WRITTEN REQUEST | Tally the lines holding the string "فروش" and reply with that number alone.

## START STORED ROWS

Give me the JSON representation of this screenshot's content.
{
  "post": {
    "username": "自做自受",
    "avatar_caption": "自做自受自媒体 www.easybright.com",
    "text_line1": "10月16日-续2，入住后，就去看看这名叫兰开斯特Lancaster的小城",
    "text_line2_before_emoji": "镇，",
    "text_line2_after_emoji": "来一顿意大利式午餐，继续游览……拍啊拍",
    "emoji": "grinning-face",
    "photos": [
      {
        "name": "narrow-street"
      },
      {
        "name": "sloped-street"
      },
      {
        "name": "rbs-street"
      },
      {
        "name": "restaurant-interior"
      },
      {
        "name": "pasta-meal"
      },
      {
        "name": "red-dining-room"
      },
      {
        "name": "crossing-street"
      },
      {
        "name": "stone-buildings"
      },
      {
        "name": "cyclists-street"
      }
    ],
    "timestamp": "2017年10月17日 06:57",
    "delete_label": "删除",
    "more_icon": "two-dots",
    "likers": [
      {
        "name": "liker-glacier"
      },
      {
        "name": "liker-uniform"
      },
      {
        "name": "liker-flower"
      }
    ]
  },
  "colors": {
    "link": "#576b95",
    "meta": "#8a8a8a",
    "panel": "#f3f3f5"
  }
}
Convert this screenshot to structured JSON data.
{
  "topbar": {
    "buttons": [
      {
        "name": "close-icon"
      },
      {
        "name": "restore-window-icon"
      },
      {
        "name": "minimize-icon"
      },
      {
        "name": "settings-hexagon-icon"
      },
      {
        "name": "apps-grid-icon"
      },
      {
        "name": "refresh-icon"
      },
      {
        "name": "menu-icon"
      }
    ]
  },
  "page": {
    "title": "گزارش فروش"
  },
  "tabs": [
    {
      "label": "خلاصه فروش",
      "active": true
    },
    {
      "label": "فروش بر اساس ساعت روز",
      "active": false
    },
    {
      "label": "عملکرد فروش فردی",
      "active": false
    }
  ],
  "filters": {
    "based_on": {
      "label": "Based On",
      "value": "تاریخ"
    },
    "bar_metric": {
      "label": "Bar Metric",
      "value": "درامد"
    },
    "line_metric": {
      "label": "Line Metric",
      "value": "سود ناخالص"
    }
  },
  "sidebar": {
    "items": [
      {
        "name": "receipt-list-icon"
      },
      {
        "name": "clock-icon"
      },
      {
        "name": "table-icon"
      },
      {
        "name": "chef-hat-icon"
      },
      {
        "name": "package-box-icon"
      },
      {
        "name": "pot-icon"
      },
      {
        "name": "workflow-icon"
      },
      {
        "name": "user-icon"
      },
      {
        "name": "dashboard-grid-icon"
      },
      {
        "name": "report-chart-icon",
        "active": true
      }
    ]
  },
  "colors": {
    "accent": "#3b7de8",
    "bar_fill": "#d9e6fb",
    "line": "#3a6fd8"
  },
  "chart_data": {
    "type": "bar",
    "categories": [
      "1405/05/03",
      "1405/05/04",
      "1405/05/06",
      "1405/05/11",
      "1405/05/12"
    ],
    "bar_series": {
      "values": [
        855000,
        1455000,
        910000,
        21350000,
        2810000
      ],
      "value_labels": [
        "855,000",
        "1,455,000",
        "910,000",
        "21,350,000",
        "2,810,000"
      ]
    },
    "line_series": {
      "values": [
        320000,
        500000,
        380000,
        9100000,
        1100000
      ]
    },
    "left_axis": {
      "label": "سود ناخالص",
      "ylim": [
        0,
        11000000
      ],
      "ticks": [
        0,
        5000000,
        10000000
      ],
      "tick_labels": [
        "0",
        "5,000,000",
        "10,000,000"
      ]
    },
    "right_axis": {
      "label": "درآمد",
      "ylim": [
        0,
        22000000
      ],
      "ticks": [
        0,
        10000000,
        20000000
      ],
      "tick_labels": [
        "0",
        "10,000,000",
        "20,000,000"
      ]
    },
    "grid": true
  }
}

## END STORED ROWS

FINISHED TASK | 4